**Exercise objective**
Pick out the lines in the listing below that contain the word "pracy" and copy them.
Start of Supplied data
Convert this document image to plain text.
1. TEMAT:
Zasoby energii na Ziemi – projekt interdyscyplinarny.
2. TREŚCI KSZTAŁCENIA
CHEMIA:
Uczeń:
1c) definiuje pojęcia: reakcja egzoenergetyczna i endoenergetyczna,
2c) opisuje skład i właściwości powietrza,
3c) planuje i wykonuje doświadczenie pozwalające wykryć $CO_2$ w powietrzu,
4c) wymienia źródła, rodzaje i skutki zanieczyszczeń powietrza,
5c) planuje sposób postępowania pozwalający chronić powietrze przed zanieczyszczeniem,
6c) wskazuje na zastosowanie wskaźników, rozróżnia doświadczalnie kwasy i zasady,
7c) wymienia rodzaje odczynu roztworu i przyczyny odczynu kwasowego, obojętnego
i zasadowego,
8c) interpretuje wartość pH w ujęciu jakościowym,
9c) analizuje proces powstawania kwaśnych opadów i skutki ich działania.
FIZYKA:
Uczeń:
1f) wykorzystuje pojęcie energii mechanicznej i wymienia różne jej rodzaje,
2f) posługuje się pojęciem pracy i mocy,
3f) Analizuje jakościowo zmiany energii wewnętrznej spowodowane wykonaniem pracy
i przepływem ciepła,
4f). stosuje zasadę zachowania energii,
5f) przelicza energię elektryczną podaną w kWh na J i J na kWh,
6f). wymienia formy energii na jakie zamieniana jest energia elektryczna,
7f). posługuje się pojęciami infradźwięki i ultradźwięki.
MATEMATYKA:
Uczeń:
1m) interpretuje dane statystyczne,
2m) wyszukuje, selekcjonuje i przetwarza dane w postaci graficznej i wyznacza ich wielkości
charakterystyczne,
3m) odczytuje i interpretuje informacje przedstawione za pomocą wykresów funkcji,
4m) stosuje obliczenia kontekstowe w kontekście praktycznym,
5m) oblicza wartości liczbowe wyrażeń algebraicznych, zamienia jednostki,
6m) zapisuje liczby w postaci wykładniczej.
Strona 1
End of Supplied data
Start of Supplied data
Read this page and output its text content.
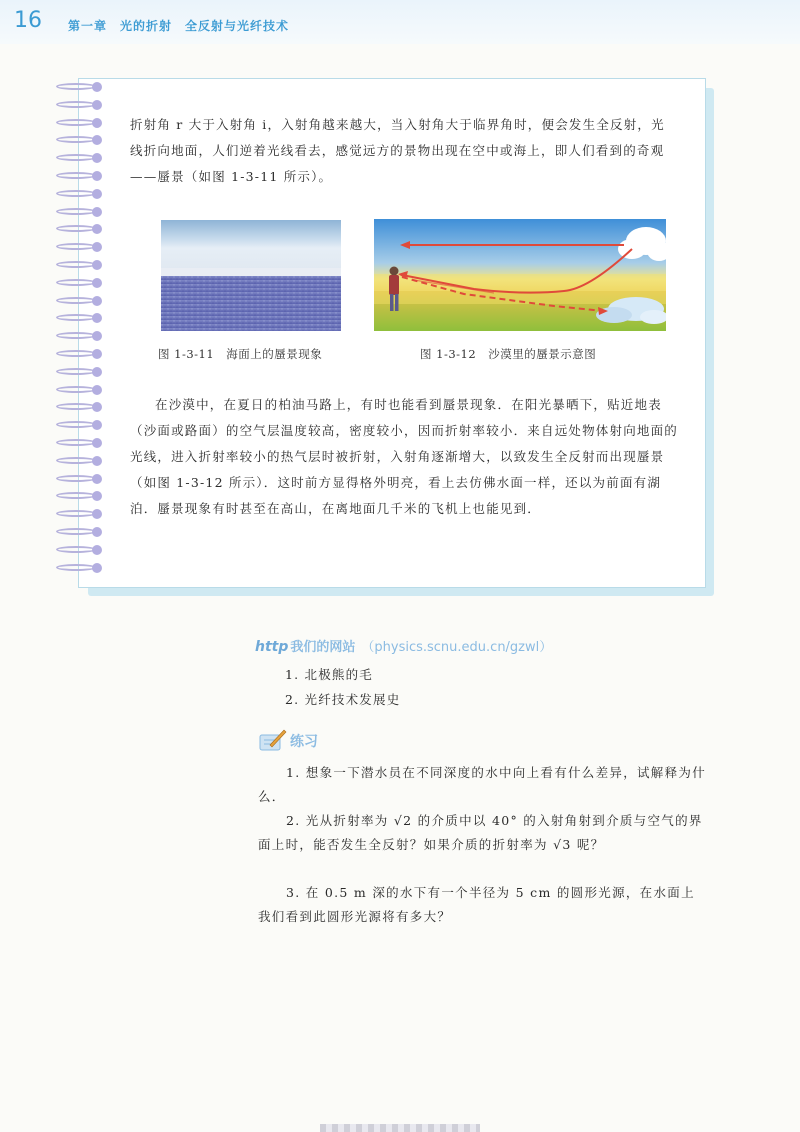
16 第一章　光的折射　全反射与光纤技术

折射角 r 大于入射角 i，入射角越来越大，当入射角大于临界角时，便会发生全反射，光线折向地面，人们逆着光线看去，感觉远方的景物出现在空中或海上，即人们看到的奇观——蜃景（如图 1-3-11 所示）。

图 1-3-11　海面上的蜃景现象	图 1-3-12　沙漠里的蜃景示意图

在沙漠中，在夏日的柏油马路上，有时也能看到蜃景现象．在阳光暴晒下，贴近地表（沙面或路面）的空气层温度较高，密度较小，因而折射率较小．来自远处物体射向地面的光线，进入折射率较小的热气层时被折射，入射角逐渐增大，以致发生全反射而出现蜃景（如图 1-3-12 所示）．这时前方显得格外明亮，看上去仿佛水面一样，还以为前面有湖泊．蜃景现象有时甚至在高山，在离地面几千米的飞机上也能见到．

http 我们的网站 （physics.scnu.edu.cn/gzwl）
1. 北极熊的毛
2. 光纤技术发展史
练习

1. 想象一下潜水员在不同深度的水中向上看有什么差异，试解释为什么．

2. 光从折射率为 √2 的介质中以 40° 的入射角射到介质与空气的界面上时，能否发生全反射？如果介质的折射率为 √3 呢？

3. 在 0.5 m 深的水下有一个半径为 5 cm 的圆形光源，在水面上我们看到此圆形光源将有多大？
End of Supplied data
**Final result**
2f) posługuje się pojęciem pracy i mocy,
3f) Analizuje jakościowo zmiany energii wewnętrznej spowodowane wykonaniem pracy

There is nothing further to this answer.